Records:
§ §

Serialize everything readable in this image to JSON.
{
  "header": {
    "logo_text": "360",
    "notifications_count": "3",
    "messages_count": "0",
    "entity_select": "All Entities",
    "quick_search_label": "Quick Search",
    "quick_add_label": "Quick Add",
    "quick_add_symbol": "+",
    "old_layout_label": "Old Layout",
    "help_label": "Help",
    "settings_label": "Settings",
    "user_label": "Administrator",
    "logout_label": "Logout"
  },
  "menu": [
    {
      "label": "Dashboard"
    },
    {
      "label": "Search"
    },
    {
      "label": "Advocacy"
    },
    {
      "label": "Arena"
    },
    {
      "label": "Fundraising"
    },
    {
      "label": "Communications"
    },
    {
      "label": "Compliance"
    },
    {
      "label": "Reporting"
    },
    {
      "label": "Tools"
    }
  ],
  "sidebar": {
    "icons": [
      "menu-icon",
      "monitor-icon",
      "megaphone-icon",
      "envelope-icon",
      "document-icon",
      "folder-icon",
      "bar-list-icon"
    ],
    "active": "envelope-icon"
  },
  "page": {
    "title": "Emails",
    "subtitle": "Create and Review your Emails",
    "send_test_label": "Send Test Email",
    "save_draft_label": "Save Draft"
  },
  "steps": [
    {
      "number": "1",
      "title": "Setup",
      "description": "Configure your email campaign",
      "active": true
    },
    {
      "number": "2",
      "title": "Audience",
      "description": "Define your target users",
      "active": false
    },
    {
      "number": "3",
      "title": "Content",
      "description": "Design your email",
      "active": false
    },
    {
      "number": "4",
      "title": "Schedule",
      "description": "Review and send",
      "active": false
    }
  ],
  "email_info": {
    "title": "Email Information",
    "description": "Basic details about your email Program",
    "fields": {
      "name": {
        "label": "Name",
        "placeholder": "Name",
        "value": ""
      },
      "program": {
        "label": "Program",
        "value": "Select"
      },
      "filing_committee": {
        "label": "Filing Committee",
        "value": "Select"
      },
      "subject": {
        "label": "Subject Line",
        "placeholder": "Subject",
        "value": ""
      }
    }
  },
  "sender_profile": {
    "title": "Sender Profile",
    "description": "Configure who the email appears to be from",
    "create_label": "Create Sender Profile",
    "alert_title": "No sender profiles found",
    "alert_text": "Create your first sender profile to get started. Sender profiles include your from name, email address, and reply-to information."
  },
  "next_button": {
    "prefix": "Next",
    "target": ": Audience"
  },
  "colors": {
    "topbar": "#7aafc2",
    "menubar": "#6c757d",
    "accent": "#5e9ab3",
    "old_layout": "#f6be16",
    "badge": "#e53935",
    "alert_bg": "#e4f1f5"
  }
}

§ §

(WHAT THIS TASK INVOLVES)
Would you restate each of the entries word for word?

(FINISHED ANSWER)
Serialize everything readable in this image to JSON.
{
  "header": {
    "logo_text": "360",
    "notifications_count": "3",
    "messages_count": "0",
    "entity_select": "All Entities",
    "quick_search_label": "Quick Search",
    "quick_add_label": "Quick Add",
    "quick_add_symbol": "+",
    "old_layout_label": "Old Layout",
    "help_label": "Help",
    "settings_label": "Settings",
    "user_label": "Administrator",
    "logout_label": "Logout"
  },
  "menu": [
    {
      "label": "Dashboard"
    },
    {
      "label": "Search"
    },
    {
      "label": "Advocacy"
    },
    {
      "label": "Arena"
    },
    {
      "label": "Fundraising"
    },
    {
      "label": "Communications"
    },
    {
      "label": "Compliance"
    },
    {
      "label": "Reporting"
    },
    {
      "label": "Tools"
    }
  ],
  "sidebar": {
    "icons": [
      "menu-icon",
      "monitor-icon",
      "megaphone-icon",
      "envelope-icon",
      "document-icon",
      "folder-icon",
      "bar-list-icon"
    ],
    "active": "envelope-icon"
  },
  "page": {
    "title": "Emails",
    "subtitle": "Create and Review your Emails",
    "send_test_label": "Send Test Email",
    "save_draft_label": "Save Draft"
  },
  "steps": [
    {
      "number": "1",
      "title": "Setup",
      "description": "Configure your email campaign",
      "active": true
    },
    {
      "number": "2",
      "title": "Audience",
      "description": "Define your target users",
      "active": false
    },
    {
      "number": "3",
      "title": "Content",
      "description": "Design your email",
      "active": false
    },
    {
      "number": "4",
      "title": "Schedule",
      "description": "Review and send",
      "active": false
    }
  ],
  "email_info": {
    "title": "Email Information",
    "description": "Basic details about your email Program",
    "fields": {
      "name": {
        "label": "Name",
        "placeholder": "Name",
        "value": ""
      },
      "program": {
        "label": "Program",
        "value": "Select"
      },
      "filing_committee": {
        "label": "Filing Committee",
        "value": "Select"
      },
      "subject": {
        "label": "Subject Line",
        "placeholder": "Subject",
        "value": ""
      }
    }
  },
  "sender_profile": {
    "title": "Sender Profile",
    "description": "Configure who the email appears to be from",
    "create_label": "Create Sender Profile",
    "alert_title": "No sender profiles found",
    "alert_text": "Create your first sender profile to get started. Sender profiles include your from name, email address, and reply-to information."
  },
  "next_button": {
    "prefix": "Next",
    "target": ": Audience"
  },
  "colors": {
    "topbar": "#7aafc2",
    "menubar": "#6c757d",
    "accent": "#5e9ab3",
    "old_layout": "#f6be16",
    "badge": "#e53935",
    "alert_bg": "#e4f1f5"
  }
}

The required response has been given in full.